Stored data:
----------------

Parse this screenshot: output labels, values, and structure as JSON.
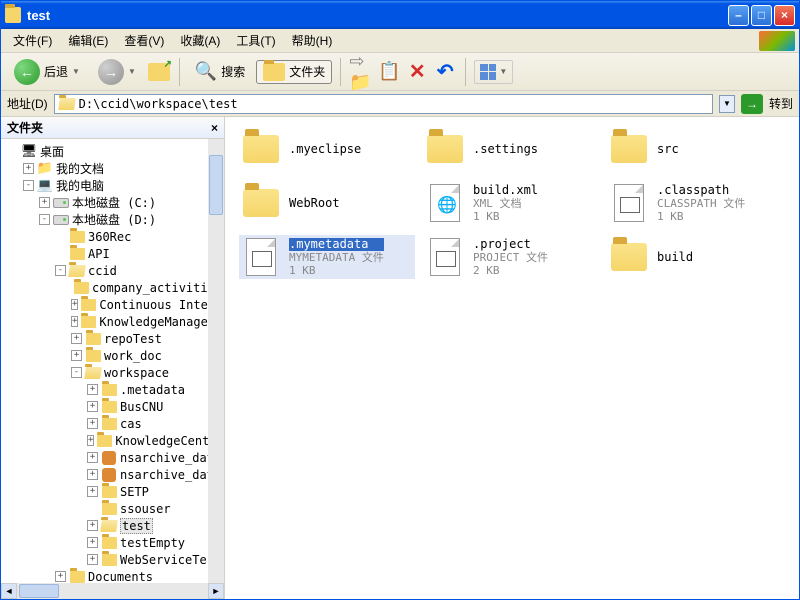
{
  "titlebar": {
    "title": "test"
  },
  "menu": {
    "file": "文件(F)",
    "edit": "编辑(E)",
    "view": "查看(V)",
    "favorites": "收藏(A)",
    "tools": "工具(T)",
    "help": "帮助(H)"
  },
  "toolbar": {
    "back": "后退",
    "search": "搜索",
    "folders": "文件夹"
  },
  "address": {
    "label": "地址(D)",
    "path": "D:\\ccid\\workspace\\test",
    "go": "转到"
  },
  "sidebar": {
    "title": "文件夹",
    "tree": [
      {
        "depth": 0,
        "exp": "",
        "icon": "desktop",
        "label": "桌面"
      },
      {
        "depth": 1,
        "exp": "+",
        "icon": "mydocs",
        "label": "我的文档"
      },
      {
        "depth": 1,
        "exp": "-",
        "icon": "mycomputer",
        "label": "我的电脑"
      },
      {
        "depth": 2,
        "exp": "+",
        "icon": "drive",
        "label": "本地磁盘 (C:)"
      },
      {
        "depth": 2,
        "exp": "-",
        "icon": "drive",
        "label": "本地磁盘 (D:)"
      },
      {
        "depth": 3,
        "exp": "",
        "icon": "folder",
        "label": "360Rec"
      },
      {
        "depth": 3,
        "exp": "",
        "icon": "folder",
        "label": "API"
      },
      {
        "depth": 3,
        "exp": "-",
        "icon": "folder-open",
        "label": "ccid"
      },
      {
        "depth": 4,
        "exp": "",
        "icon": "folder",
        "label": "company_activities"
      },
      {
        "depth": 4,
        "exp": "+",
        "icon": "folder",
        "label": "Continuous Integra"
      },
      {
        "depth": 4,
        "exp": "+",
        "icon": "folder",
        "label": "KnowledgeManageSys"
      },
      {
        "depth": 4,
        "exp": "+",
        "icon": "folder",
        "label": "repoTest"
      },
      {
        "depth": 4,
        "exp": "+",
        "icon": "folder",
        "label": "work_doc"
      },
      {
        "depth": 4,
        "exp": "-",
        "icon": "folder-open",
        "label": "workspace"
      },
      {
        "depth": 5,
        "exp": "+",
        "icon": "folder",
        "label": ".metadata"
      },
      {
        "depth": 5,
        "exp": "+",
        "icon": "folder",
        "label": "BusCNU"
      },
      {
        "depth": 5,
        "exp": "+",
        "icon": "folder",
        "label": "cas"
      },
      {
        "depth": 5,
        "exp": "+",
        "icon": "folder",
        "label": "KnowledgeCenter"
      },
      {
        "depth": 5,
        "exp": "+",
        "icon": "special",
        "label": "nsarchive_data"
      },
      {
        "depth": 5,
        "exp": "+",
        "icon": "special",
        "label": "nsarchive_data"
      },
      {
        "depth": 5,
        "exp": "+",
        "icon": "folder",
        "label": "SETP"
      },
      {
        "depth": 5,
        "exp": "",
        "icon": "folder",
        "label": "ssouser"
      },
      {
        "depth": 5,
        "exp": "+",
        "icon": "folder-open",
        "label": "test",
        "selected": true
      },
      {
        "depth": 5,
        "exp": "+",
        "icon": "folder",
        "label": "testEmpty"
      },
      {
        "depth": 5,
        "exp": "+",
        "icon": "folder",
        "label": "WebServiceTest"
      },
      {
        "depth": 3,
        "exp": "+",
        "icon": "folder",
        "label": "Documents"
      }
    ]
  },
  "content": {
    "items": [
      {
        "type": "folder",
        "name": ".myeclipse"
      },
      {
        "type": "folder",
        "name": ".settings"
      },
      {
        "type": "folder",
        "name": "src"
      },
      {
        "type": "folder",
        "name": "WebRoot"
      },
      {
        "type": "file",
        "icon": "xml",
        "name": "build.xml",
        "meta1": "XML 文档",
        "meta2": "1 KB"
      },
      {
        "type": "file",
        "icon": "grid",
        "name": ".classpath",
        "meta1": "CLASSPATH 文件",
        "meta2": "1 KB"
      },
      {
        "type": "file",
        "icon": "grid",
        "name": ".mymetadata",
        "meta1": "MYMETADATA 文件",
        "meta2": "1 KB",
        "selected": true
      },
      {
        "type": "file",
        "icon": "grid",
        "name": ".project",
        "meta1": "PROJECT 文件",
        "meta2": "2 KB"
      },
      {
        "type": "folder",
        "name": "build"
      }
    ]
  }
}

----------------

Task requirements: The records above are to be restated exactly, without their pictures.

Exercise result:
Parse this screenshot: output labels, values, and structure as JSON.
{
  "titlebar": {
    "title": "test"
  },
  "menu": {
    "file": "文件(F)",
    "edit": "编辑(E)",
    "view": "查看(V)",
    "favorites": "收藏(A)",
    "tools": "工具(T)",
    "help": "帮助(H)"
  },
  "toolbar": {
    "back": "后退",
    "search": "搜索",
    "folders": "文件夹"
  },
  "address": {
    "label": "地址(D)",
    "path": "D:\\ccid\\workspace\\test",
    "go": "转到"
  },
  "sidebar": {
    "title": "文件夹",
    "tree": [
      {
        "depth": 0,
        "exp": "",
        "icon": "desktop",
        "label": "桌面"
      },
      {
        "depth": 1,
        "exp": "+",
        "icon": "mydocs",
        "label": "我的文档"
      },
      {
        "depth": 1,
        "exp": "-",
        "icon": "mycomputer",
        "label": "我的电脑"
      },
      {
        "depth": 2,
        "exp": "+",
        "icon": "drive",
        "label": "本地磁盘 (C:)"
      },
      {
        "depth": 2,
        "exp": "-",
        "icon": "drive",
        "label": "本地磁盘 (D:)"
      },
      {
        "depth": 3,
        "exp": "",
        "icon": "folder",
        "label": "360Rec"
      },
      {
        "depth": 3,
        "exp": "",
        "icon": "folder",
        "label": "API"
      },
      {
        "depth": 3,
        "exp": "-",
        "icon": "folder-open",
        "label": "ccid"
      },
      {
        "depth": 4,
        "exp": "",
        "icon": "folder",
        "label": "company_activities"
      },
      {
        "depth": 4,
        "exp": "+",
        "icon": "folder",
        "label": "Continuous Integra"
      },
      {
        "depth": 4,
        "exp": "+",
        "icon": "folder",
        "label": "KnowledgeManageSys"
      },
      {
        "depth": 4,
        "exp": "+",
        "icon": "folder",
        "label": "repoTest"
      },
      {
        "depth": 4,
        "exp": "+",
        "icon": "folder",
        "label": "work_doc"
      },
      {
        "depth": 4,
        "exp": "-",
        "icon": "folder-open",
        "label": "workspace"
      },
      {
        "depth": 5,
        "exp": "+",
        "icon": "folder",
        "label": ".metadata"
      },
      {
        "depth": 5,
        "exp": "+",
        "icon": "folder",
        "label": "BusCNU"
      },
      {
        "depth": 5,
        "exp": "+",
        "icon": "folder",
        "label": "cas"
      },
      {
        "depth": 5,
        "exp": "+",
        "icon": "folder",
        "label": "KnowledgeCenter"
      },
      {
        "depth": 5,
        "exp": "+",
        "icon": "special",
        "label": "nsarchive_data"
      },
      {
        "depth": 5,
        "exp": "+",
        "icon": "special",
        "label": "nsarchive_data"
      },
      {
        "depth": 5,
        "exp": "+",
        "icon": "folder",
        "label": "SETP"
      },
      {
        "depth": 5,
        "exp": "",
        "icon": "folder",
        "label": "ssouser"
      },
      {
        "depth": 5,
        "exp": "+",
        "icon": "folder-open",
        "label": "test",
        "selected": true
      },
      {
        "depth": 5,
        "exp": "+",
        "icon": "folder",
        "label": "testEmpty"
      },
      {
        "depth": 5,
        "exp": "+",
        "icon": "folder",
        "label": "WebServiceTest"
      },
      {
        "depth": 3,
        "exp": "+",
        "icon": "folder",
        "label": "Documents"
      }
    ]
  },
  "content": {
    "items": [
      {
        "type": "folder",
        "name": ".myeclipse"
      },
      {
        "type": "folder",
        "name": ".settings"
      },
      {
        "type": "folder",
        "name": "src"
      },
      {
        "type": "folder",
        "name": "WebRoot"
      },
      {
        "type": "file",
        "icon": "xml",
        "name": "build.xml",
        "meta1": "XML 文档",
        "meta2": "1 KB"
      },
      {
        "type": "file",
        "icon": "grid",
        "name": ".classpath",
        "meta1": "CLASSPATH 文件",
        "meta2": "1 KB"
      },
      {
        "type": "file",
        "icon": "grid",
        "name": ".mymetadata",
        "meta1": "MYMETADATA 文件",
        "meta2": "1 KB",
        "selected": true
      },
      {
        "type": "file",
        "icon": "grid",
        "name": ".project",
        "meta1": "PROJECT 文件",
        "meta2": "2 KB"
      },
      {
        "type": "folder",
        "name": "build"
      }
    ]
  }
}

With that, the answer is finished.